AVAILABLE DATA:
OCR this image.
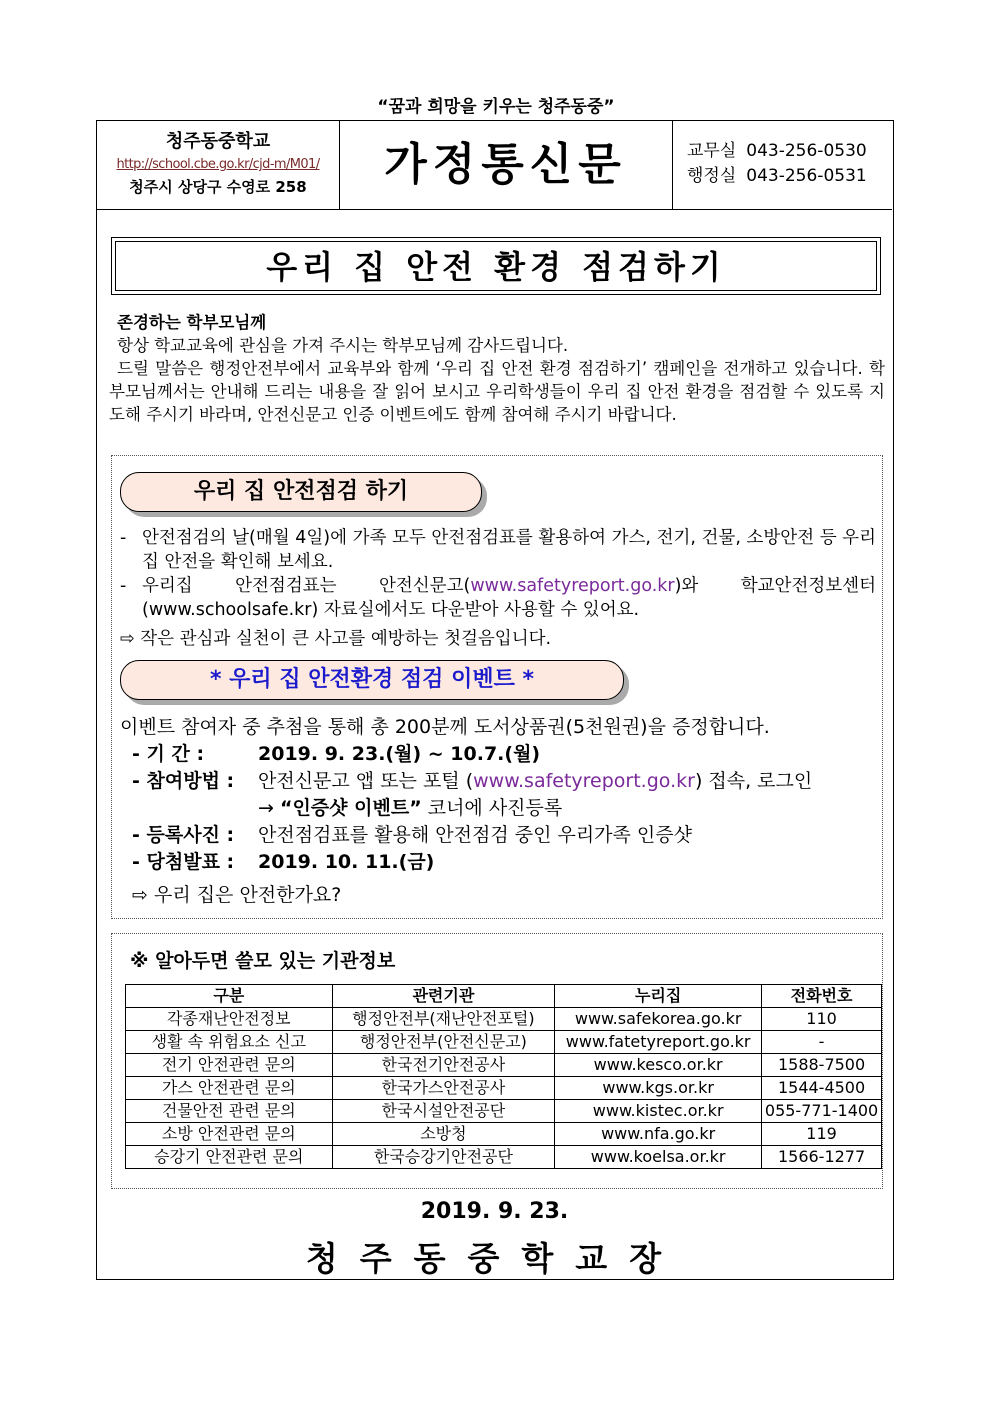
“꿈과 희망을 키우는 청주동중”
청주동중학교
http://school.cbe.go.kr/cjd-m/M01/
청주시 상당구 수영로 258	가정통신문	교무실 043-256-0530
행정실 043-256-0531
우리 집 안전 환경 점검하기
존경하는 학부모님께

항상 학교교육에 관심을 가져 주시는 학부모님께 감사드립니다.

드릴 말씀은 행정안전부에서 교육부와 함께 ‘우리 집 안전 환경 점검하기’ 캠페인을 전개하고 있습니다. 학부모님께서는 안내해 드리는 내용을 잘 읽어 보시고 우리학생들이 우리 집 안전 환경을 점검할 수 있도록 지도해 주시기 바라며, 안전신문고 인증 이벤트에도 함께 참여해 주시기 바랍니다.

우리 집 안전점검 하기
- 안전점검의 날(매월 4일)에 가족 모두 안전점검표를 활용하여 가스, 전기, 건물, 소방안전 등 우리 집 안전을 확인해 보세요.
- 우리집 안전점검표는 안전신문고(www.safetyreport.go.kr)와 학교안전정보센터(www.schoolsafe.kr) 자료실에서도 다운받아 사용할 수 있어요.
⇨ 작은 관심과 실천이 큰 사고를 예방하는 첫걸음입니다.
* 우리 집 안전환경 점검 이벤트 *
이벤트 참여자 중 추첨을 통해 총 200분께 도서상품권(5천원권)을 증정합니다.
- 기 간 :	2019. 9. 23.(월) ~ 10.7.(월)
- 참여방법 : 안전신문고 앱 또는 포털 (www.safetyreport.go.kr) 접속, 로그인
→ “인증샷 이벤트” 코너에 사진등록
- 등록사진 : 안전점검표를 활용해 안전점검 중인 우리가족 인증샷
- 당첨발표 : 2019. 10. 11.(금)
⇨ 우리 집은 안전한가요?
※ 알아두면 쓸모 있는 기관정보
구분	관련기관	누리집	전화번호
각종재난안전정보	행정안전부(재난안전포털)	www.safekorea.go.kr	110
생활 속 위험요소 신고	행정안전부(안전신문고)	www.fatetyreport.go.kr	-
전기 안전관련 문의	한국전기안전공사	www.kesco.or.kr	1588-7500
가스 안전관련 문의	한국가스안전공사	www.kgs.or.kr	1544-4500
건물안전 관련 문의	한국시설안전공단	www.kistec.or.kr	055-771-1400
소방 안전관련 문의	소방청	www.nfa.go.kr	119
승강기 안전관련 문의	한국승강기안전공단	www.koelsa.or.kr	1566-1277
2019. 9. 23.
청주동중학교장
--
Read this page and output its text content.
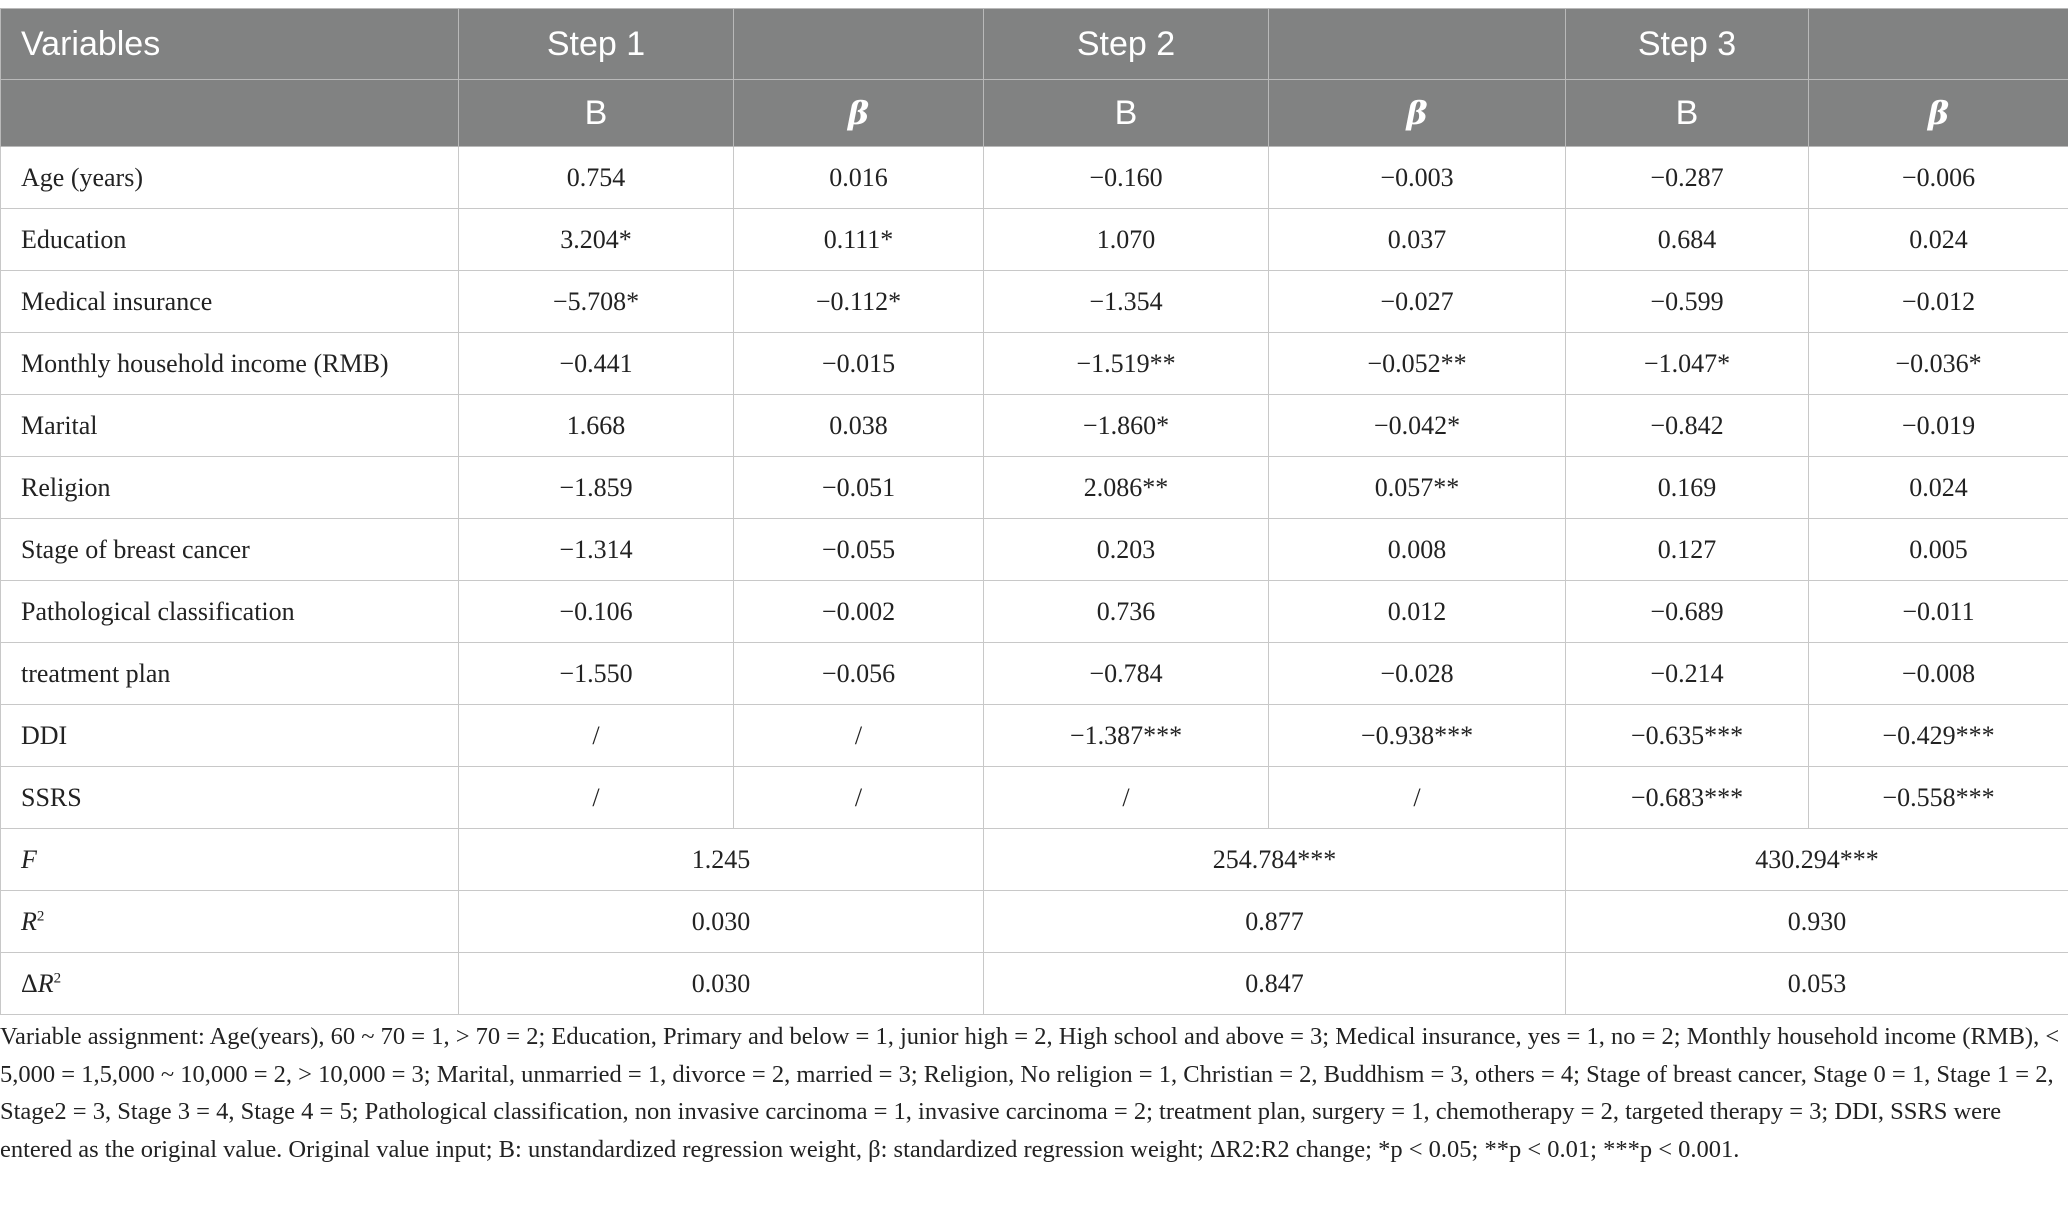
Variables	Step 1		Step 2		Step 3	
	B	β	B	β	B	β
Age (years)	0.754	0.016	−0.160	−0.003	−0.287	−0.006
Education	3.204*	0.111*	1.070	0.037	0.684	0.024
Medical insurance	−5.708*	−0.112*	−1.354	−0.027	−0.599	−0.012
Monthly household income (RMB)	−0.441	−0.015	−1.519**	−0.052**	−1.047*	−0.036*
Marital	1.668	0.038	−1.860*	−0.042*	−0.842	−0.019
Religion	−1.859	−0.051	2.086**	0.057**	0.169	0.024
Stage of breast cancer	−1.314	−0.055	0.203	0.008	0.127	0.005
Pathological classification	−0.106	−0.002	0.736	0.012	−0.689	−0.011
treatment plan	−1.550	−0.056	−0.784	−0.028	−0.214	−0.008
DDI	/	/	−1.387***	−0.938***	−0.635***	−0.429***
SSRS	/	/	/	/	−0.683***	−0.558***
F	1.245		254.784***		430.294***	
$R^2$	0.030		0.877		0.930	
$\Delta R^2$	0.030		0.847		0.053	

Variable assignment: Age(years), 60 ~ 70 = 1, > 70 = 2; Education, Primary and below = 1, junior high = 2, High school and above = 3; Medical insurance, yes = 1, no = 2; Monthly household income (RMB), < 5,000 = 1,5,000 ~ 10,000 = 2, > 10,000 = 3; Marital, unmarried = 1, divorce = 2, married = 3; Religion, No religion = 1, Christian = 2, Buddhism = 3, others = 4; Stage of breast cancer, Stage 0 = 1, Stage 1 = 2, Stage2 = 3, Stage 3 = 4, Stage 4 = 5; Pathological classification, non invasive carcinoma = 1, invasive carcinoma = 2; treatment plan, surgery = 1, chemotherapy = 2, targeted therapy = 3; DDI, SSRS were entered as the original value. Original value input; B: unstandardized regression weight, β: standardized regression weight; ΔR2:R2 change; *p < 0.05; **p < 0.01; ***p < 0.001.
--
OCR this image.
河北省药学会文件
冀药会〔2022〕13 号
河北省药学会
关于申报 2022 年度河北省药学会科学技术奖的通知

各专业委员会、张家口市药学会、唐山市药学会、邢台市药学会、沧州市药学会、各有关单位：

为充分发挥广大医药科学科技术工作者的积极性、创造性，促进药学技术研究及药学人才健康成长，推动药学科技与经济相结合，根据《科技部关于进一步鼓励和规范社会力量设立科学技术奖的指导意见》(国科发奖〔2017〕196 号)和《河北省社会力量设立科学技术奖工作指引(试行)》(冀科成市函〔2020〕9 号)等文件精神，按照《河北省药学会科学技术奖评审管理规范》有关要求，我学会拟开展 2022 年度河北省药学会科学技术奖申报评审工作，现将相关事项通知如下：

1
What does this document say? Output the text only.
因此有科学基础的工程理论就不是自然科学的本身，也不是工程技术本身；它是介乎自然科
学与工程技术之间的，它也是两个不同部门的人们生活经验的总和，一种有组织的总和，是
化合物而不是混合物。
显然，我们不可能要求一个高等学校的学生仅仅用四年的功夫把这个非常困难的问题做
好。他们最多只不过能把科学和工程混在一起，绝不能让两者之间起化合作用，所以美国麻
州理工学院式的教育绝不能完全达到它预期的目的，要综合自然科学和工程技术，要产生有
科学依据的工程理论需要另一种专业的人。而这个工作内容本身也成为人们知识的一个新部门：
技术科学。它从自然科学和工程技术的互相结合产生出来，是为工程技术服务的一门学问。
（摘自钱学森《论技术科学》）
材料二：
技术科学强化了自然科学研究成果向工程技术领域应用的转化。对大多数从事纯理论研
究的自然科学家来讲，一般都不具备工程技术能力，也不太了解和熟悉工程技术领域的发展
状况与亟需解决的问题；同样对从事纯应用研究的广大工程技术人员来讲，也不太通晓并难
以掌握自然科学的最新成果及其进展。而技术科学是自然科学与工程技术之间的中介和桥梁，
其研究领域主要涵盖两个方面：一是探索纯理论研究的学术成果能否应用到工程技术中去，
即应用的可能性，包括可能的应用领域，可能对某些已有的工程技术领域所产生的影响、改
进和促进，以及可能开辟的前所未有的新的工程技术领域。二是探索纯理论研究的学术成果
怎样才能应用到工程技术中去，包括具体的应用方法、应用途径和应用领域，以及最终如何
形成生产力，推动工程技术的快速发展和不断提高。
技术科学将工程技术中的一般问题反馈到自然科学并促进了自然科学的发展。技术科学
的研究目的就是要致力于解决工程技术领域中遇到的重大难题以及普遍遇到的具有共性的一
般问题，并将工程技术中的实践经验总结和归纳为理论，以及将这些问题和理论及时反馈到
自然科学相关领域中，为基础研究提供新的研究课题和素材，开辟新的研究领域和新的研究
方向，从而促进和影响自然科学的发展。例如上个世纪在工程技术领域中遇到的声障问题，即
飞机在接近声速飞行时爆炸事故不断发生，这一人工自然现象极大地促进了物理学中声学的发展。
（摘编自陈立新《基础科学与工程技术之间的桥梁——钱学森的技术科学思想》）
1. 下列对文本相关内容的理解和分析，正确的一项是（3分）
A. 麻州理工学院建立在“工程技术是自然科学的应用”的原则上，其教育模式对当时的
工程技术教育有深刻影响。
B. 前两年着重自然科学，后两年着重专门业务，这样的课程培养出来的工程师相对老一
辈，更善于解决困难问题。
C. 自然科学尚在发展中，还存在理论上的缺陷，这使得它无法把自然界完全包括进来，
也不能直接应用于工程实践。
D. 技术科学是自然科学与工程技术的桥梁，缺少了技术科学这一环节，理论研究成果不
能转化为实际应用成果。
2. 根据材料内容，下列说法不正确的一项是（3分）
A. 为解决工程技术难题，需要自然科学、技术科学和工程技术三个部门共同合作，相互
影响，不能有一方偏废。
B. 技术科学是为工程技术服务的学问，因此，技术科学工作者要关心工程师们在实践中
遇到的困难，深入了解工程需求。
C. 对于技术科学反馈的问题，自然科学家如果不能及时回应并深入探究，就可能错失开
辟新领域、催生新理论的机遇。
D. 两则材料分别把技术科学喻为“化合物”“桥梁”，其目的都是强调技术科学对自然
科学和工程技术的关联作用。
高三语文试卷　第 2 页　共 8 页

GIVEN TASK: Answer with one number only: how many lines above contain the word "안전점검표를".

RESPONSE TO THIS EXERCISE: 2